▸ **What you have to do**
Sort through the data and copy the lines holding the word "Место".

▸ **Given data**
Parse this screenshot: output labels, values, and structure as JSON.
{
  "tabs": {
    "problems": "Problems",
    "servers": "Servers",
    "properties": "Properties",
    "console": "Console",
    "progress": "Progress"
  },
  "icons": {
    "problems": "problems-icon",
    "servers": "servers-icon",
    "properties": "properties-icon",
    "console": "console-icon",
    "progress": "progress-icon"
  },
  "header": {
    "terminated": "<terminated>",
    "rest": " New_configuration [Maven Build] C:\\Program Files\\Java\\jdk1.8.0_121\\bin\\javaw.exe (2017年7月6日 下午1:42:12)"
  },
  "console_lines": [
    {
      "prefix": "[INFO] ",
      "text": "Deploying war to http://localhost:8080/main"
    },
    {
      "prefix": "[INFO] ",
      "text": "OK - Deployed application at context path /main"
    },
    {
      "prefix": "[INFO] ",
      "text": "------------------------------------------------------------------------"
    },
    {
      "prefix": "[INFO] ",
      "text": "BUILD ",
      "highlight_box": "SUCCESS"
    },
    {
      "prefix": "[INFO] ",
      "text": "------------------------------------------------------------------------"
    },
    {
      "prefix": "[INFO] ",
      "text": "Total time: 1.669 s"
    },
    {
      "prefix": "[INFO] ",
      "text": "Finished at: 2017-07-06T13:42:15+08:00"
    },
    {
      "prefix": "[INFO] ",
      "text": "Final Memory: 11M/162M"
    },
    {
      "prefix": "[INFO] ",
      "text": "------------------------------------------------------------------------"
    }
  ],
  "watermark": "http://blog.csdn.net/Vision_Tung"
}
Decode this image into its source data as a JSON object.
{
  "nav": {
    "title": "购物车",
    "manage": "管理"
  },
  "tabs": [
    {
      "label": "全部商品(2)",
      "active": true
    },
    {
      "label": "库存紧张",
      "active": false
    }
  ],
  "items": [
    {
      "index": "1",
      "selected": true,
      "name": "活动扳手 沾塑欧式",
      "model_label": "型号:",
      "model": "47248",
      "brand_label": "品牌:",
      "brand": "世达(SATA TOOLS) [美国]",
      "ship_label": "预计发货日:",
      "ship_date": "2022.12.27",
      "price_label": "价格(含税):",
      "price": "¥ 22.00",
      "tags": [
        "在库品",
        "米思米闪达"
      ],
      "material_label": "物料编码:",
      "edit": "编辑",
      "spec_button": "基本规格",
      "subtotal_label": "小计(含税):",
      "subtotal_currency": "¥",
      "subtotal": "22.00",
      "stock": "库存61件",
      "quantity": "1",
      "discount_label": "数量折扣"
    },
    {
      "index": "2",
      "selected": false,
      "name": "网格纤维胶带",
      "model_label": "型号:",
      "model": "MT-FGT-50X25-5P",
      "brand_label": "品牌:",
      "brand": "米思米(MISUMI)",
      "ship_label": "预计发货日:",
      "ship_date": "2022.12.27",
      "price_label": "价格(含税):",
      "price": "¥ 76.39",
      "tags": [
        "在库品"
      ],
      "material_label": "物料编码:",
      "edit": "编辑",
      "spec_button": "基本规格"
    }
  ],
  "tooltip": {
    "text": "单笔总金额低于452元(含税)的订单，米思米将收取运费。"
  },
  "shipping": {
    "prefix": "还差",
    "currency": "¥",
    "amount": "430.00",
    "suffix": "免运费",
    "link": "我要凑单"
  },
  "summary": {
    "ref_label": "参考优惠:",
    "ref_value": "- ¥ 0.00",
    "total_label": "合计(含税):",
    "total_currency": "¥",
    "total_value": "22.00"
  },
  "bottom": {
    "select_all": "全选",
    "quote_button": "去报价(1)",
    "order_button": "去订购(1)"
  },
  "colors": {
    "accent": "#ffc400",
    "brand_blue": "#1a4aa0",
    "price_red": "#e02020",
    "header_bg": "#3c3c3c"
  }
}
* * *
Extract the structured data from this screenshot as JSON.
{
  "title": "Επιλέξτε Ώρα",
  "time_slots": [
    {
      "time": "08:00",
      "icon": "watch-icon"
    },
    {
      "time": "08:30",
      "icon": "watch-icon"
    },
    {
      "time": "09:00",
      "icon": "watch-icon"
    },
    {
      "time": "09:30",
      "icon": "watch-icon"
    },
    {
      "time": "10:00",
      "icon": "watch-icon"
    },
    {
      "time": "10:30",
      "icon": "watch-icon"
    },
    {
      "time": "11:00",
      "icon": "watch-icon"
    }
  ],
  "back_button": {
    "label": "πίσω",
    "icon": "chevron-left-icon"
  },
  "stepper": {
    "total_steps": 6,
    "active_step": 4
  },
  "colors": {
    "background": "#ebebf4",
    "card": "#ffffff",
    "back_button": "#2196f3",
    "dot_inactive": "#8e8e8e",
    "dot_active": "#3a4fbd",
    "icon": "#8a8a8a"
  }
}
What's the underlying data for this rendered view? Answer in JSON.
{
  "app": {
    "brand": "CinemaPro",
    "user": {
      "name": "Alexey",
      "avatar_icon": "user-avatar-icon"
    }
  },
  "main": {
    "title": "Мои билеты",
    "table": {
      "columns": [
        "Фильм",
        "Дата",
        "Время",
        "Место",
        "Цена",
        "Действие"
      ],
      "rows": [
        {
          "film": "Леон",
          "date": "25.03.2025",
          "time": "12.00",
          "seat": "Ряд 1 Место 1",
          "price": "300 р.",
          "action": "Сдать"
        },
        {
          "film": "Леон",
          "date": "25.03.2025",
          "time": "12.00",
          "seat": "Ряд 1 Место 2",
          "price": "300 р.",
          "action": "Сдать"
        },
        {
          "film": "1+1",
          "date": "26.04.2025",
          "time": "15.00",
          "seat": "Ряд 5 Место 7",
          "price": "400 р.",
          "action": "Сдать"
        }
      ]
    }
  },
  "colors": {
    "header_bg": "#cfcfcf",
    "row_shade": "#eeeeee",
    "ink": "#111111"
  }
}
* * *
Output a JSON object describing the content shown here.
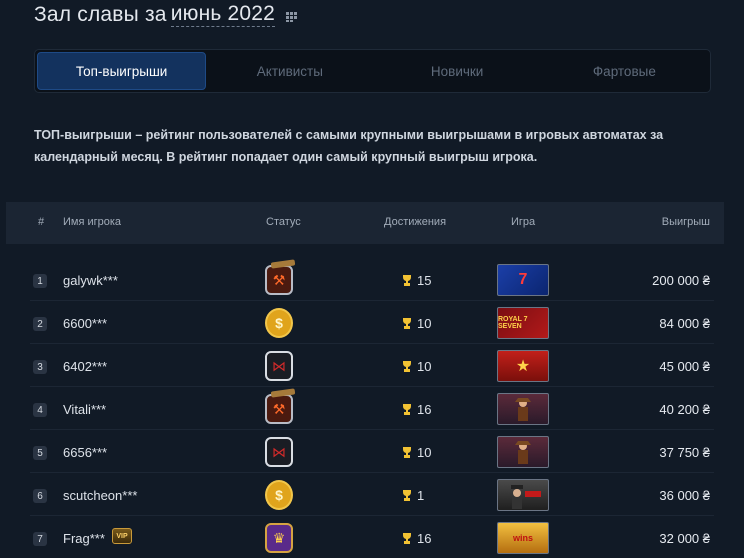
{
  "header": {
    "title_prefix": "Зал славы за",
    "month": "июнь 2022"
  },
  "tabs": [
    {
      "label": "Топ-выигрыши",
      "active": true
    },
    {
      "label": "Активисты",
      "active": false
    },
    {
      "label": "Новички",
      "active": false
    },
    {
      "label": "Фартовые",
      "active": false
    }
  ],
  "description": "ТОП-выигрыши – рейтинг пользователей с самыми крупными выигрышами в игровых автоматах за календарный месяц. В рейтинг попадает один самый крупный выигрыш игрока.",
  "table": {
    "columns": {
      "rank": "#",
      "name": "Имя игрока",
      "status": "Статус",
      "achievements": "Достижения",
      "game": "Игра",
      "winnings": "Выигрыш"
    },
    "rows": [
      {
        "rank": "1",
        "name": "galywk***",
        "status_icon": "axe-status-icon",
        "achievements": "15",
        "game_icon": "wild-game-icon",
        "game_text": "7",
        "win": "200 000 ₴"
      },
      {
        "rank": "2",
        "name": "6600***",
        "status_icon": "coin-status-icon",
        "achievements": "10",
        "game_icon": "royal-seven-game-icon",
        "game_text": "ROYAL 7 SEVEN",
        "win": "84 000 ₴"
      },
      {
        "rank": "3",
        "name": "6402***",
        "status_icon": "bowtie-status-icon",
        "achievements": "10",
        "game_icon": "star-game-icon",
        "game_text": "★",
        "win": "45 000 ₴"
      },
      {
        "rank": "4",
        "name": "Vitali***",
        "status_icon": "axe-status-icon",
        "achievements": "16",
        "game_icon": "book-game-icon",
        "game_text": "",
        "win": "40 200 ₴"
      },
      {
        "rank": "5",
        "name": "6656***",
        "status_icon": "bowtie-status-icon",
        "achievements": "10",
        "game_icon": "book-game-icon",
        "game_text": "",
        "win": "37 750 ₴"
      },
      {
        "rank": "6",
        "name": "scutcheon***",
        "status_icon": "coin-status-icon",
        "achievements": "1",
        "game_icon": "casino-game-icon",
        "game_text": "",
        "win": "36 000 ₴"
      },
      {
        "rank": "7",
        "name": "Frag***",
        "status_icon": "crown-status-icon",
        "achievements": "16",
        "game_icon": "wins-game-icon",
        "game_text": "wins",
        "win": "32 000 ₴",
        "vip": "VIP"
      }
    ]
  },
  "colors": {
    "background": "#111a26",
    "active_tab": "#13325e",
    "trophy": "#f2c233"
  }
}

▸ **Response to this exercise**
        "Место",
          "seat": "Ряд 1 Место 1",
          "seat": "Ряд 1 Место 2",
          "seat": "Ряд 5 Место 7",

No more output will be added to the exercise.